__The exercise__: Go through the entries one line at a time, and gather every line that has the word "varii".

--- START Provided data ---

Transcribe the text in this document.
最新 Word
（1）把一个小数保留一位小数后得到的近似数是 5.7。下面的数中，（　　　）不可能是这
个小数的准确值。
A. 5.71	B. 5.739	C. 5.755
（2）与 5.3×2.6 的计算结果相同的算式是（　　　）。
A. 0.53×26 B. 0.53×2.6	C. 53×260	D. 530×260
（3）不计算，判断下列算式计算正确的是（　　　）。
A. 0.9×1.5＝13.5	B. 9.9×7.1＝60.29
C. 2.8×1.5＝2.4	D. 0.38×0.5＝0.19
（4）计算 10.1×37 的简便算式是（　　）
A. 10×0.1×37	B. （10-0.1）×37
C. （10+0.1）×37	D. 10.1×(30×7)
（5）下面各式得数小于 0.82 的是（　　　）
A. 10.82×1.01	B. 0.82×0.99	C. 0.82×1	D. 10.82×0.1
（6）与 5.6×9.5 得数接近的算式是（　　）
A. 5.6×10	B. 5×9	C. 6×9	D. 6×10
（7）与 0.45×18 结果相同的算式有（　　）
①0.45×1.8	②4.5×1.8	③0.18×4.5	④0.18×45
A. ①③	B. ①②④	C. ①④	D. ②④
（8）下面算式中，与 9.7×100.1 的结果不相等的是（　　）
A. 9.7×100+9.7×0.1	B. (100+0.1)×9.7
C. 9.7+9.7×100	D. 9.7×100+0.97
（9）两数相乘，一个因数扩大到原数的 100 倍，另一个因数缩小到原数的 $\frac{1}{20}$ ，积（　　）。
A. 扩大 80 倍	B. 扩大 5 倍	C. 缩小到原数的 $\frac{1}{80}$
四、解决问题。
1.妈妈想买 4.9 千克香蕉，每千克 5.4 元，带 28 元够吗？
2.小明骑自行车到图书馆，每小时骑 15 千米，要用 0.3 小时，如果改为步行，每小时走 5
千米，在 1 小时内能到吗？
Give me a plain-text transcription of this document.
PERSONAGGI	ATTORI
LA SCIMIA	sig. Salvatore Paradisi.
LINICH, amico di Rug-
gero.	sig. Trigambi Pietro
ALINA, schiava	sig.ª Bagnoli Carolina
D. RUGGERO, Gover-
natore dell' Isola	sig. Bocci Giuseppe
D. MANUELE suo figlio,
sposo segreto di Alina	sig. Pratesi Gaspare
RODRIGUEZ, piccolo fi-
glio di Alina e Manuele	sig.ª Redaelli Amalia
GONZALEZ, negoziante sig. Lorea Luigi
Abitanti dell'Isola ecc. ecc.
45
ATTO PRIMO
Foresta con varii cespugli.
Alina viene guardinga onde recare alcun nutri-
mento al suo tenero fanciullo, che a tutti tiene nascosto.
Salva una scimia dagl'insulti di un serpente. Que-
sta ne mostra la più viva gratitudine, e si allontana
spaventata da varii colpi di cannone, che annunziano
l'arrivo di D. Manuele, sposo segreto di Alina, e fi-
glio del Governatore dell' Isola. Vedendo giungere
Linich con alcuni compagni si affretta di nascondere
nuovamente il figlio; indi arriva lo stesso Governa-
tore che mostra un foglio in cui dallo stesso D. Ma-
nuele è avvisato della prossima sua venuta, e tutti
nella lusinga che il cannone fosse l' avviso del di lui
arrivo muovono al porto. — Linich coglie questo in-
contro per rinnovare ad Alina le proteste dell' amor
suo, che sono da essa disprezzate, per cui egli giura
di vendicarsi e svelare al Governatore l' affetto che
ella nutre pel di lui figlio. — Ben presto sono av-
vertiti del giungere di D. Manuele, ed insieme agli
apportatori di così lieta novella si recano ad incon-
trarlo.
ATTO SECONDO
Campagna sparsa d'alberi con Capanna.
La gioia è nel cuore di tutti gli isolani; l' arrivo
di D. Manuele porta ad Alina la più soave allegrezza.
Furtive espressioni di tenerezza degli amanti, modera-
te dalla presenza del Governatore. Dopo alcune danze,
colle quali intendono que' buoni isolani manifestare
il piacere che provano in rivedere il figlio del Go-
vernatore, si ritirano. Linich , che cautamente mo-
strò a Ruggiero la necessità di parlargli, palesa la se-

--- END Provided data ---

__Task response__:
Foresta con varii cespugli.
spaventata da varii colpi di cannone, che annunziano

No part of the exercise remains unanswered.